##### Available data #####
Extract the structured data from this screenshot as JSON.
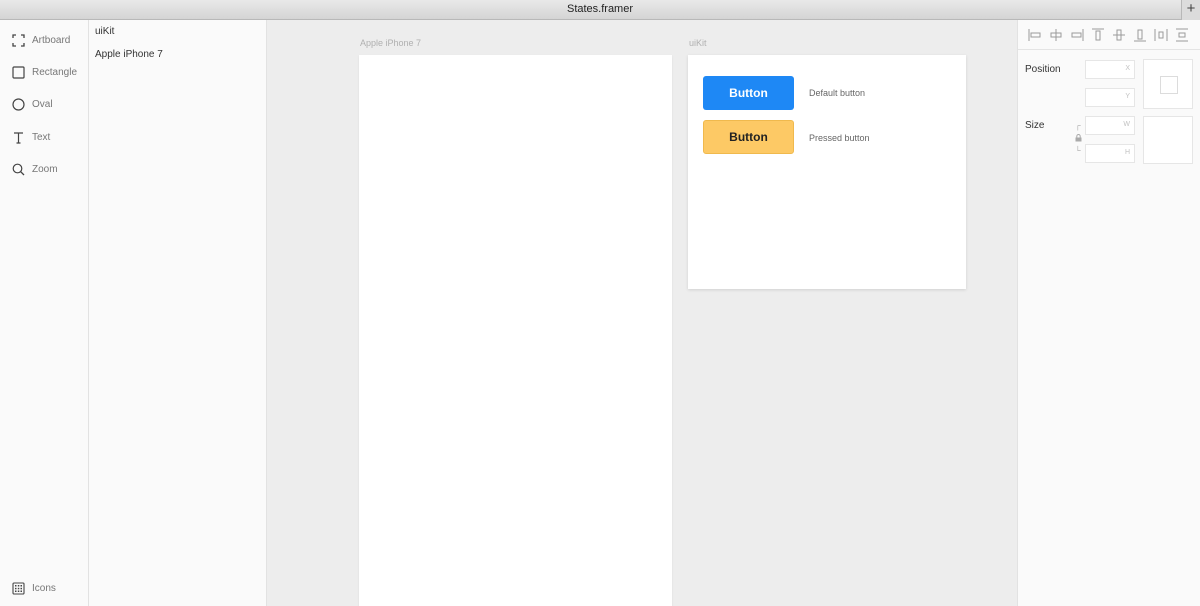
{
  "window": {
    "title": "States.framer",
    "plus_label": "+"
  },
  "tools": {
    "items": [
      {
        "id": "artboard",
        "label": "Artboard",
        "icon": "artboard-icon"
      },
      {
        "id": "rectangle",
        "label": "Rectangle",
        "icon": "rectangle-icon"
      },
      {
        "id": "oval",
        "label": "Oval",
        "icon": "oval-icon"
      },
      {
        "id": "text",
        "label": "Text",
        "icon": "text-icon"
      },
      {
        "id": "zoom",
        "label": "Zoom",
        "icon": "zoom-icon"
      }
    ],
    "bottom": {
      "label": "Icons",
      "icon": "icons-grid-icon"
    }
  },
  "layers": {
    "items": [
      {
        "label": "uiKit"
      },
      {
        "label": "Apple iPhone 7"
      }
    ]
  },
  "canvas": {
    "phone_label": "Apple iPhone 7",
    "uikit_label": "uiKit",
    "uikit": {
      "default_button": {
        "label": "Button",
        "desc": "Default button",
        "color": "#1e88f5"
      },
      "pressed_button": {
        "label": "Button",
        "desc": "Pressed button",
        "color": "#fdc965"
      }
    }
  },
  "inspector": {
    "align_icons": [
      "align-left-icon",
      "align-center-horizontal-icon",
      "align-right-icon",
      "align-top-icon",
      "align-middle-vertical-icon",
      "align-bottom-icon",
      "distribute-horizontal-icon",
      "distribute-vertical-icon"
    ],
    "position_label": "Position",
    "size_label": "Size",
    "fields": {
      "x": "X",
      "y": "Y",
      "w": "W",
      "h": "H"
    }
  }
}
#####
What is required => Each entry must be retyped word for word, with every image omitted.

Finished answer =>
Extract the structured data from this screenshot as JSON.
{
  "window": {
    "title": "States.framer",
    "plus_label": "+"
  },
  "tools": {
    "items": [
      {
        "id": "artboard",
        "label": "Artboard",
        "icon": "artboard-icon"
      },
      {
        "id": "rectangle",
        "label": "Rectangle",
        "icon": "rectangle-icon"
      },
      {
        "id": "oval",
        "label": "Oval",
        "icon": "oval-icon"
      },
      {
        "id": "text",
        "label": "Text",
        "icon": "text-icon"
      },
      {
        "id": "zoom",
        "label": "Zoom",
        "icon": "zoom-icon"
      }
    ],
    "bottom": {
      "label": "Icons",
      "icon": "icons-grid-icon"
    }
  },
  "layers": {
    "items": [
      {
        "label": "uiKit"
      },
      {
        "label": "Apple iPhone 7"
      }
    ]
  },
  "canvas": {
    "phone_label": "Apple iPhone 7",
    "uikit_label": "uiKit",
    "uikit": {
      "default_button": {
        "label": "Button",
        "desc": "Default button",
        "color": "#1e88f5"
      },
      "pressed_button": {
        "label": "Button",
        "desc": "Pressed button",
        "color": "#fdc965"
      }
    }
  },
  "inspector": {
    "align_icons": [
      "align-left-icon",
      "align-center-horizontal-icon",
      "align-right-icon",
      "align-top-icon",
      "align-middle-vertical-icon",
      "align-bottom-icon",
      "distribute-horizontal-icon",
      "distribute-vertical-icon"
    ],
    "position_label": "Position",
    "size_label": "Size",
    "fields": {
      "x": "X",
      "y": "Y",
      "w": "W",
      "h": "H"
    }
  }
}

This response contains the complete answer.